Listed records —
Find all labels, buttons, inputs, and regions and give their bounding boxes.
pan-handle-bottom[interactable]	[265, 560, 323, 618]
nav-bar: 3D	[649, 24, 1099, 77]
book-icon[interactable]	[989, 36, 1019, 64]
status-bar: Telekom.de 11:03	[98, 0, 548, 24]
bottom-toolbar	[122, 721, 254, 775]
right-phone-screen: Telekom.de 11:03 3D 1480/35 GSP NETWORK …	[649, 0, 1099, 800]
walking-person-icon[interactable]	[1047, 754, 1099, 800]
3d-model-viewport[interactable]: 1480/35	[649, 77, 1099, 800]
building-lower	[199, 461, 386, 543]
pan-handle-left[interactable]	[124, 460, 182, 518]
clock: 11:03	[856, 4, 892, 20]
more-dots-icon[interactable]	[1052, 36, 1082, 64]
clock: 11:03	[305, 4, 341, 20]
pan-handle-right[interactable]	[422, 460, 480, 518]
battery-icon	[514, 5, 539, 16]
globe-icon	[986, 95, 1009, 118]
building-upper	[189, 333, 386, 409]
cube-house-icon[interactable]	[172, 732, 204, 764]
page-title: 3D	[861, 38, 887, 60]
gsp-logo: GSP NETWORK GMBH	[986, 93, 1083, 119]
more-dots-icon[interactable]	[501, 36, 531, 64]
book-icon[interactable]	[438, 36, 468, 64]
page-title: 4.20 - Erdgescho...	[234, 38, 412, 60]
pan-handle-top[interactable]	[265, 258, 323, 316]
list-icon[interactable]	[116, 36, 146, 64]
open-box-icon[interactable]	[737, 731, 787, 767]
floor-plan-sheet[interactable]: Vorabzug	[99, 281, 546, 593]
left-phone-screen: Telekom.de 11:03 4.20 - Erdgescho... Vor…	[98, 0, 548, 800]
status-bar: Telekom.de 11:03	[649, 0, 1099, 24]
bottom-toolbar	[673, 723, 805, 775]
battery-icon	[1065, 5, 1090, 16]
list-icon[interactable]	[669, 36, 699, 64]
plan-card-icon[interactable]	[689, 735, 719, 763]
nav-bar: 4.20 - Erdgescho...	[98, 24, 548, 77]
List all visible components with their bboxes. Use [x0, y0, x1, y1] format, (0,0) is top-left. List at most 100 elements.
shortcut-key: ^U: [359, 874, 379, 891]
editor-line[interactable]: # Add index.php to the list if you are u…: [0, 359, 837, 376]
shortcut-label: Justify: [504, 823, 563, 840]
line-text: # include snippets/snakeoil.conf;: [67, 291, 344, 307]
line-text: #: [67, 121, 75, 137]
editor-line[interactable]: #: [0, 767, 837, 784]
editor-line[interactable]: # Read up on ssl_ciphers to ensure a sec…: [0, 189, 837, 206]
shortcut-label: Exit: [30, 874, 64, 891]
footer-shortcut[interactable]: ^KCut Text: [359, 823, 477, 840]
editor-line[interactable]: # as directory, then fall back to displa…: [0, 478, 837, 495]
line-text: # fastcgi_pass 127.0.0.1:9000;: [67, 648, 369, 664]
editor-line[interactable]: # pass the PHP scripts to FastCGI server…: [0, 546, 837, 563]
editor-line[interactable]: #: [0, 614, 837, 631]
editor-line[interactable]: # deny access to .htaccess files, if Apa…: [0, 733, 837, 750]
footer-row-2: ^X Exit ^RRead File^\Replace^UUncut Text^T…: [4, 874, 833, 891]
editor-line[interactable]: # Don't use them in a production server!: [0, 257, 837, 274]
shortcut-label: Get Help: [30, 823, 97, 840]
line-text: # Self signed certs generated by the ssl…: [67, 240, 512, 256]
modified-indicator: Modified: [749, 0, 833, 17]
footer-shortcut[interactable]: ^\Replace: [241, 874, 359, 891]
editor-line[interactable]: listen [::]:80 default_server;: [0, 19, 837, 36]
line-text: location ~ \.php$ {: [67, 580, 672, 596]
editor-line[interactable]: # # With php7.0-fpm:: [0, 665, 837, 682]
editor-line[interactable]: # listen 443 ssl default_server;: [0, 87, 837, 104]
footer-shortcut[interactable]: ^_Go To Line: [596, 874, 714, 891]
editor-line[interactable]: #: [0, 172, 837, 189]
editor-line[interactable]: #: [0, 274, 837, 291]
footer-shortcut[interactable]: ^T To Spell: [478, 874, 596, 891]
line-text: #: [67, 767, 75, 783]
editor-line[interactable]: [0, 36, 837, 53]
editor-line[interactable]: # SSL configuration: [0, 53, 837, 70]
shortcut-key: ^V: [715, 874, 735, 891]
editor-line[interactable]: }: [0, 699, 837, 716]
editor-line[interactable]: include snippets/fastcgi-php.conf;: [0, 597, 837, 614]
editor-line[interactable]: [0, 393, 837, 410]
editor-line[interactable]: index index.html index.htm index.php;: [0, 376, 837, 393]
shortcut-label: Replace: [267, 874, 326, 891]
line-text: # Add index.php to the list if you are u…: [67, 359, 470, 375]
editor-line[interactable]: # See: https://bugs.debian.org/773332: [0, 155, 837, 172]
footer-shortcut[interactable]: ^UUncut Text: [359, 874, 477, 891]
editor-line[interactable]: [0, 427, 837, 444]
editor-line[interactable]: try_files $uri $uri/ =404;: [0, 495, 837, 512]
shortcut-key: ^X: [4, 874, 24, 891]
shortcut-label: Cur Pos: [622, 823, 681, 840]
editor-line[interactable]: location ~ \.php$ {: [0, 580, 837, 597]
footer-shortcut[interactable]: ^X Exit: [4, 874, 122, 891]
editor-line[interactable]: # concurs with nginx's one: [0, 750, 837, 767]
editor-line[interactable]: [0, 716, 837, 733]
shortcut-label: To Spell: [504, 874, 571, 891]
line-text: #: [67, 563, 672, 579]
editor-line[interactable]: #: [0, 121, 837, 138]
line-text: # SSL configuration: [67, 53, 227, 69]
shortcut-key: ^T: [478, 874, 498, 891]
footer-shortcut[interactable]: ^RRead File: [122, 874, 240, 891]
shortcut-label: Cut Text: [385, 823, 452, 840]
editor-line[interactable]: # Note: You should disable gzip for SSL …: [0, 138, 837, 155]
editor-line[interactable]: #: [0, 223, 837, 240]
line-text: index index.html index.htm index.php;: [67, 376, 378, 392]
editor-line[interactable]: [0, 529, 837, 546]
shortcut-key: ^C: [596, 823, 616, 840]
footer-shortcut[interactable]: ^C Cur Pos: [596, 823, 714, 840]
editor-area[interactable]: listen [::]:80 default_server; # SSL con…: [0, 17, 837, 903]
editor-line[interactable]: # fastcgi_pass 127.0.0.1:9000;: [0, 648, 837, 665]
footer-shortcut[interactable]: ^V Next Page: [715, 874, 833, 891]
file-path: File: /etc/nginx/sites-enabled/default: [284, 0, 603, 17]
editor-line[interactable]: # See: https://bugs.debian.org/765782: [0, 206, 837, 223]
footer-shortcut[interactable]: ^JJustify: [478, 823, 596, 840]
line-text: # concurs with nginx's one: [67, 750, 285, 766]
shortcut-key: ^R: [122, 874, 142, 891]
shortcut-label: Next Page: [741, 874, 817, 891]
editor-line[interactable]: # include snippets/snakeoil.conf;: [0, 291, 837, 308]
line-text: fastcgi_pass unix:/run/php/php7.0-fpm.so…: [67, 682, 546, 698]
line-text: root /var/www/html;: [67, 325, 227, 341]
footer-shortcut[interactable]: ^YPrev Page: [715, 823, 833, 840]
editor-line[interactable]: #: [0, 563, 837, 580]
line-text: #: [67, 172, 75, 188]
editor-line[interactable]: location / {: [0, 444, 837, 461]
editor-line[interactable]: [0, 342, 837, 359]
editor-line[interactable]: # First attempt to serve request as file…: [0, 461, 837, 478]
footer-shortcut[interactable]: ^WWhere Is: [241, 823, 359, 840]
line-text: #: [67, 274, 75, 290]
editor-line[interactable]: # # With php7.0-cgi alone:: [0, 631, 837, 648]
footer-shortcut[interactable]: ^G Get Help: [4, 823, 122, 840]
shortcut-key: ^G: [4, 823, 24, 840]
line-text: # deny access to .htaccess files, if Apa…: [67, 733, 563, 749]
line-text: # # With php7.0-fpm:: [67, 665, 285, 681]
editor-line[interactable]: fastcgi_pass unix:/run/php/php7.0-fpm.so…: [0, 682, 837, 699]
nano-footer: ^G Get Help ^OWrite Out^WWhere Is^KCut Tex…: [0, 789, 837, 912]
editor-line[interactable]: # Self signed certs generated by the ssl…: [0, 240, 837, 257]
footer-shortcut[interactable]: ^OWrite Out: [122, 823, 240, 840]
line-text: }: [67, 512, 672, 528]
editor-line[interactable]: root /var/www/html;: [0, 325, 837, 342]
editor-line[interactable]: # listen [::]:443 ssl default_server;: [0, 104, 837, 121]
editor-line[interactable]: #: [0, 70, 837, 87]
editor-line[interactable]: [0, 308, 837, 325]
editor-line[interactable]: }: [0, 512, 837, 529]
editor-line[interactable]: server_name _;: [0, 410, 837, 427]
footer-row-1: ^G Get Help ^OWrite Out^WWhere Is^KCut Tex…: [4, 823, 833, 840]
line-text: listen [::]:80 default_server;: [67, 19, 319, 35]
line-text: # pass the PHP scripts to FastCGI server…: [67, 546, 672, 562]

Written task — Reproduce the data from the start up to and including the line with "461, 386, 543]", swapping "walking-person-icon" for "pedestrian-icon" and leaving everything else unchanged.

Result of this exercise —
Find all labels, buttons, inputs, and regions and give their bounding boxes.
pan-handle-bottom[interactable]	[265, 560, 323, 618]
nav-bar: 3D	[649, 24, 1099, 77]
book-icon[interactable]	[989, 36, 1019, 64]
status-bar: Telekom.de 11:03	[98, 0, 548, 24]
bottom-toolbar	[122, 721, 254, 775]
right-phone-screen: Telekom.de 11:03 3D 1480/35 GSP NETWORK …	[649, 0, 1099, 800]
pedestrian-icon[interactable]	[1047, 754, 1099, 800]
3d-model-viewport[interactable]: 1480/35	[649, 77, 1099, 800]
building-lower	[199, 461, 386, 543]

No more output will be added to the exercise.